● EXTRACTED MATERIAL
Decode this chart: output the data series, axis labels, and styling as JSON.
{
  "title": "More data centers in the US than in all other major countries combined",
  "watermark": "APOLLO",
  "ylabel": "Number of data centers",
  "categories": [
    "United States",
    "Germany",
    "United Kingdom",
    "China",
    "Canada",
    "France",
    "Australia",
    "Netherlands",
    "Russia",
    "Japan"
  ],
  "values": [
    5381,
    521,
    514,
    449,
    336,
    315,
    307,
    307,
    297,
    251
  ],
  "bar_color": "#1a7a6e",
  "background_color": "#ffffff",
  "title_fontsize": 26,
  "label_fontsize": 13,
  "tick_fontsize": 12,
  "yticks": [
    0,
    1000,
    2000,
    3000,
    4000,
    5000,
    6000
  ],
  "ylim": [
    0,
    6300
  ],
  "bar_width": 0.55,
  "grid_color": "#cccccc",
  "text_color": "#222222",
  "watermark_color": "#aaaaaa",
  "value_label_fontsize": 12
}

● WORK INSTRUCTIONS
Give the material above again, word for word.

● COMPLETE ANSWER
Decode this chart: output the data series, axis labels, and styling as JSON.
{
  "title": "More data centers in the US than in all other major countries combined",
  "watermark": "APOLLO",
  "ylabel": "Number of data centers",
  "categories": [
    "United States",
    "Germany",
    "United Kingdom",
    "China",
    "Canada",
    "France",
    "Australia",
    "Netherlands",
    "Russia",
    "Japan"
  ],
  "values": [
    5381,
    521,
    514,
    449,
    336,
    315,
    307,
    307,
    297,
    251
  ],
  "bar_color": "#1a7a6e",
  "background_color": "#ffffff",
  "title_fontsize": 26,
  "label_fontsize": 13,
  "tick_fontsize": 12,
  "yticks": [
    0,
    1000,
    2000,
    3000,
    4000,
    5000,
    6000
  ],
  "ylim": [
    0,
    6300
  ],
  "bar_width": 0.55,
  "grid_color": "#cccccc",
  "text_color": "#222222",
  "watermark_color": "#aaaaaa",
  "value_label_fontsize": 12
}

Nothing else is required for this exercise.